How Much Does it Cost to Build a Tiny House?

The cost of building a tiny house

Over the past year, I’ve detailed our adventures building a tiny 350 square foot house, from sinking the first post in the ground, to siding and framing, to insulating, and finally moving in! (you can read the entire series here).  A question that comes up frequently when we mention that we’re building a house is, “How much does it cost to build a tiny house?”

It depends.

I know that’s a horrible answer to give, but it’s true!  The cost of a tiny house will depend on many factors such as:

  • Whether you are doing the building yourself or hiring out the labor
  • What permits are required where you live
  • If you’re using new or reclaimed/recycled materials
  • The quality of your materials (for instance a granite counter top vs. a re-used counter from the Habitat ReStore)
  • And many other factors, such as wiring for electricity, plumbing, etc.

_Request_: In the tiny house cost article, what is the size of the house being built?

_Data lines_:
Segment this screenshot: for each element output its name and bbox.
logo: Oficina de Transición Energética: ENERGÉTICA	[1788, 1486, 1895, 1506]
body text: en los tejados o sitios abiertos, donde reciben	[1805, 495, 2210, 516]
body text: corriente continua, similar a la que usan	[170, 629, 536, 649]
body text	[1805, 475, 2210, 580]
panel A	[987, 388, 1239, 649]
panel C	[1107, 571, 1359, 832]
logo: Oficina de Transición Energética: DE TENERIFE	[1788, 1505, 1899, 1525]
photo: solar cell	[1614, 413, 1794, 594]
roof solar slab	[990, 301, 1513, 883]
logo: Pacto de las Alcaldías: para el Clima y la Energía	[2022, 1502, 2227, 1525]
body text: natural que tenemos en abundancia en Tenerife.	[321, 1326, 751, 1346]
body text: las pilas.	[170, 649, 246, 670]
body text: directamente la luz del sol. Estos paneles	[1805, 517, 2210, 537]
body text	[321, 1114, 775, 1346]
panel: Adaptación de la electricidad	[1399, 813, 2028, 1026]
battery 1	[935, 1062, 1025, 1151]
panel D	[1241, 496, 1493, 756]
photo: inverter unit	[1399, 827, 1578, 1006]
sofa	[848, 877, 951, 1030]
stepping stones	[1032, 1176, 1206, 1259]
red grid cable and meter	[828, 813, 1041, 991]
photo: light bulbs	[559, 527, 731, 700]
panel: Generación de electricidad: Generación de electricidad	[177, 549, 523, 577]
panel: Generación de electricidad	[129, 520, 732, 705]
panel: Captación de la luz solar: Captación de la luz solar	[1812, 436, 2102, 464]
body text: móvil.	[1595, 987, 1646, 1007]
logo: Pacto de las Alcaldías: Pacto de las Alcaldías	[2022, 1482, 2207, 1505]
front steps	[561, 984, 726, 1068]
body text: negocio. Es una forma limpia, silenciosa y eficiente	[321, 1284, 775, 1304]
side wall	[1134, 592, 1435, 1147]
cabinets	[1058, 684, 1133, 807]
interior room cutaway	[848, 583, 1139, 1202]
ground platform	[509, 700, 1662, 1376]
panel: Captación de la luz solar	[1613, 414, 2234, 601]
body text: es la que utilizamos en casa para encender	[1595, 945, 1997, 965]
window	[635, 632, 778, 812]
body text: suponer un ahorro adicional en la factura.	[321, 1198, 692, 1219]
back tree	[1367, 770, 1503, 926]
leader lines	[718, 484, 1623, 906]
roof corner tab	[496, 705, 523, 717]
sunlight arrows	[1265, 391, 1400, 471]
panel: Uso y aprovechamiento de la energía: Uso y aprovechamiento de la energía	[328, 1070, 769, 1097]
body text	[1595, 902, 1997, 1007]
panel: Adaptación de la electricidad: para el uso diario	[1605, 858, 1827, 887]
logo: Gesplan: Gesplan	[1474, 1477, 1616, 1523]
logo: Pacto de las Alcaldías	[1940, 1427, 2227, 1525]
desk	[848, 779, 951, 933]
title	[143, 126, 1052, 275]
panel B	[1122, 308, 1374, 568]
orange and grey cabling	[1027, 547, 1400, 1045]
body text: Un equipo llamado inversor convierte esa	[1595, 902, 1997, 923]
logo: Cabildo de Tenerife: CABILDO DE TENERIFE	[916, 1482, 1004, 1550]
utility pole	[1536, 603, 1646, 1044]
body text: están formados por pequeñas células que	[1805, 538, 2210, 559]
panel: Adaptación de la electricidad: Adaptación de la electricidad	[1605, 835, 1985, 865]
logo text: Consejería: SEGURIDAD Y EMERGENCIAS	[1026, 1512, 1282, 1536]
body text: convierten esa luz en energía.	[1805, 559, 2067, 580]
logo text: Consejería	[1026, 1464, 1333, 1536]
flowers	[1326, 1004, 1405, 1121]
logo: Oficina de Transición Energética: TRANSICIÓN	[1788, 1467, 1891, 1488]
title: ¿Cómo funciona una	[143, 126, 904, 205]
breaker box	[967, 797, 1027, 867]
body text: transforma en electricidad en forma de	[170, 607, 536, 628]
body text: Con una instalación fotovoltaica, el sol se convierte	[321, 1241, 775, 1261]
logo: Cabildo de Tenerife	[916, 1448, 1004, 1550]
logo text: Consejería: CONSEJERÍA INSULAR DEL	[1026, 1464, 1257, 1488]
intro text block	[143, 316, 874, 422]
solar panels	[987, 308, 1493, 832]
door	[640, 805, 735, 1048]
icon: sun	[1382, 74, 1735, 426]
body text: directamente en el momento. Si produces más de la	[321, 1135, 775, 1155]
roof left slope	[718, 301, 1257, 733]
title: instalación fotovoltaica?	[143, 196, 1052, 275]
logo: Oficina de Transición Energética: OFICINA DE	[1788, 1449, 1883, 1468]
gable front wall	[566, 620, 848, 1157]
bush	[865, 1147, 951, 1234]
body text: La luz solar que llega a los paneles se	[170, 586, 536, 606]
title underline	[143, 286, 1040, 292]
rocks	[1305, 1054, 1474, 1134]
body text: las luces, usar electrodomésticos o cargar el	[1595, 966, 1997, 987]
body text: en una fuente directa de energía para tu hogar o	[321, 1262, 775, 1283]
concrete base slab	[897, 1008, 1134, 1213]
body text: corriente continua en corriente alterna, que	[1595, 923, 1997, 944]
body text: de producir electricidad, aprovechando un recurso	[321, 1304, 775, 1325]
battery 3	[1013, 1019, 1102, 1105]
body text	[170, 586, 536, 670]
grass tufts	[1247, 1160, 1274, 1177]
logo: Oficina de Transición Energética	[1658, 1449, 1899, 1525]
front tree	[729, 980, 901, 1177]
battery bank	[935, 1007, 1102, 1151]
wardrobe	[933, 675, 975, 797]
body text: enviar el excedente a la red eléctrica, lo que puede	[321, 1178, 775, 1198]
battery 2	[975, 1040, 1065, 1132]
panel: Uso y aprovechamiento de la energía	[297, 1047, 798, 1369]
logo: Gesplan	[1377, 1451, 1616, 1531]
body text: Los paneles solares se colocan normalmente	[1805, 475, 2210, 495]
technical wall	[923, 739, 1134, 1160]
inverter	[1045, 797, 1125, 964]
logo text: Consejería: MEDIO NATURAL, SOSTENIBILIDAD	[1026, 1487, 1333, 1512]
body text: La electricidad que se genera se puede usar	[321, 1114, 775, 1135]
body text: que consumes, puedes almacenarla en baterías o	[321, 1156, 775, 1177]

_Solution to this problem_: 350 square feet